- Task instructions -
Please write out the material that follows, exactly as it stands.

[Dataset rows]

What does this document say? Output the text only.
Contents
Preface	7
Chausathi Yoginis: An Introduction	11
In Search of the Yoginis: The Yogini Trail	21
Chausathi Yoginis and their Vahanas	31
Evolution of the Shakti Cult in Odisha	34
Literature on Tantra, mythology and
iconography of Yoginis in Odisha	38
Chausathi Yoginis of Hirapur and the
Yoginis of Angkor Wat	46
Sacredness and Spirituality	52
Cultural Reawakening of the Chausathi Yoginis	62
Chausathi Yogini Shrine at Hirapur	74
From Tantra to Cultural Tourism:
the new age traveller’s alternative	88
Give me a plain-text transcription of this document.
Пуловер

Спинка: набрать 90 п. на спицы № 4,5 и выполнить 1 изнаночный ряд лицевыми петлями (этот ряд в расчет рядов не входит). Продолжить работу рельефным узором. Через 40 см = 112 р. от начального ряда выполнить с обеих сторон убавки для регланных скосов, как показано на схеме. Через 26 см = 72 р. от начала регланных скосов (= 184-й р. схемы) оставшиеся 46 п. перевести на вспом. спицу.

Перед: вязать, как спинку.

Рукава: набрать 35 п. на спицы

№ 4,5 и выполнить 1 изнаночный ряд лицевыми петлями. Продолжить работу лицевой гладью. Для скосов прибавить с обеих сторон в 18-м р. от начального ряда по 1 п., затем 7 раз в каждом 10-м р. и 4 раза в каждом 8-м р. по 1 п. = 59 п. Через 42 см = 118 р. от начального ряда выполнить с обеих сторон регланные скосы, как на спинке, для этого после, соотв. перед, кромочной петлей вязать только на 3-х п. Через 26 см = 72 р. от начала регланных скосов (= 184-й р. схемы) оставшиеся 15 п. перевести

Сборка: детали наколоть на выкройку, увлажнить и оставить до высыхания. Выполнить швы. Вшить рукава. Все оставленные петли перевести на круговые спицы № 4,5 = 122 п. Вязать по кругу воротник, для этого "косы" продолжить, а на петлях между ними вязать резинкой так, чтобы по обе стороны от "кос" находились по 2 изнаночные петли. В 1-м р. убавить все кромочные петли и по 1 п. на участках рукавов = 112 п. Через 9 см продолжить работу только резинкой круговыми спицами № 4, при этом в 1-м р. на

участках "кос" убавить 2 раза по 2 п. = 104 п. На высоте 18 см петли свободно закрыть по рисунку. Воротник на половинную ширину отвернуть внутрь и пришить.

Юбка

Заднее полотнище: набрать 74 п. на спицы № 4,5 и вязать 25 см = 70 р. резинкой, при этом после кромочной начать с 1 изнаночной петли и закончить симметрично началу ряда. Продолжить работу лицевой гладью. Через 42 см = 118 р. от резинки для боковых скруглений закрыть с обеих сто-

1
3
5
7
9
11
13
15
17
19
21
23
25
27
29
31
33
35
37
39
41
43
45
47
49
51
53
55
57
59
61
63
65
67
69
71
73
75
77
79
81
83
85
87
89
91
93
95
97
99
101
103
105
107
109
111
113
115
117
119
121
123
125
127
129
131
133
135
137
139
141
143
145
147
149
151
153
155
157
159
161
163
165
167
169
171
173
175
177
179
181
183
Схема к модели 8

- Answer to this problem -
What does this document say? Output the text only.
Contents
Preface	7
Chausathi Yoginis: An Introduction	11
In Search of the Yoginis: The Yogini Trail	21
Chausathi Yoginis and their Vahanas	31
Evolution of the Shakti Cult in Odisha	34
Literature on Tantra, mythology and
iconography of Yoginis in Odisha	38
Chausathi Yoginis of Hirapur and the
Yoginis of Angkor Wat	46
Sacredness and Spirituality	52
Cultural Reawakening of the Chausathi Yoginis	62
Chausathi Yogini Shrine at Hirapur	74
From Tantra to Cultural Tourism:
the new age traveller’s alternative	88
Give me a plain-text transcription of this document.
Пуловер

Спинка: набрать 90 п. на спицы № 4,5 и выполнить 1 изнаночный ряд лицевыми петлями (этот ряд в расчет рядов не входит). Продолжить работу рельефным узором. Через 40 см = 112 р. от начального ряда выполнить с обеих сторон убавки для регланных скосов, как показано на схеме. Через 26 см = 72 р. от начала регланных скосов (= 184-й р. схемы) оставшиеся 46 п. перевести на вспом. спицу.

Перед: вязать, как спинку.

Рукава: набрать 35 п. на спицы

№ 4,5 и выполнить 1 изнаночный ряд лицевыми петлями. Продолжить работу лицевой гладью. Для скосов прибавить с обеих сторон в 18-м р. от начального ряда по 1 п., затем 7 раз в каждом 10-м р. и 4 раза в каждом 8-м р. по 1 п. = 59 п. Через 42 см = 118 р. от начального ряда выполнить с обеих сторон регланные скосы, как на спинке, для этого после, соотв. перед, кромочной петлей вязать только на 3-х п. Через 26 см = 72 р. от начала регланных скосов (= 184-й р. схемы) оставшиеся 15 п. перевести

Сборка: детали наколоть на выкройку, увлажнить и оставить до высыхания. Выполнить швы. Вшить рукава. Все оставленные петли перевести на круговые спицы № 4,5 = 122 п. Вязать по кругу воротник, для этого "косы" продолжить, а на петлях между ними вязать резинкой так, чтобы по обе стороны от "кос" находились по 2 изнаночные петли. В 1-м р. убавить все кромочные петли и по 1 п. на участках рукавов = 112 п. Через 9 см продолжить работу только резинкой круговыми спицами № 4, при этом в 1-м р. на

участках "кос" убавить 2 раза по 2 п. = 104 п. На высоте 18 см петли свободно закрыть по рисунку. Воротник на половинную ширину отвернуть внутрь и пришить.

Юбка

Заднее полотнище: набрать 74 п. на спицы № 4,5 и вязать 25 см = 70 р. резинкой, при этом после кромочной начать с 1 изнаночной петли и закончить симметрично началу ряда. Продолжить работу лицевой гладью. Через 42 см = 118 р. от резинки для боковых скруглений закрыть с обеих сто-

1
3
5
7
9
11
13
15
17
19
21
23
25
27
29
31
33
35
37
39
41
43
45
47
49
51
53
55
57
59
61
63
65
67
69
71
73
75
77
79
81
83
85
87
89
91
93
95
97
99
101
103
105
107
109
111
113
115
117
119
121
123
125
127
129
131
133
135
137
139
141
143
145
147
149
151
153
155
157
159
161
163
165
167
169
171
173
175
177
179
181
183
Схема к модели 8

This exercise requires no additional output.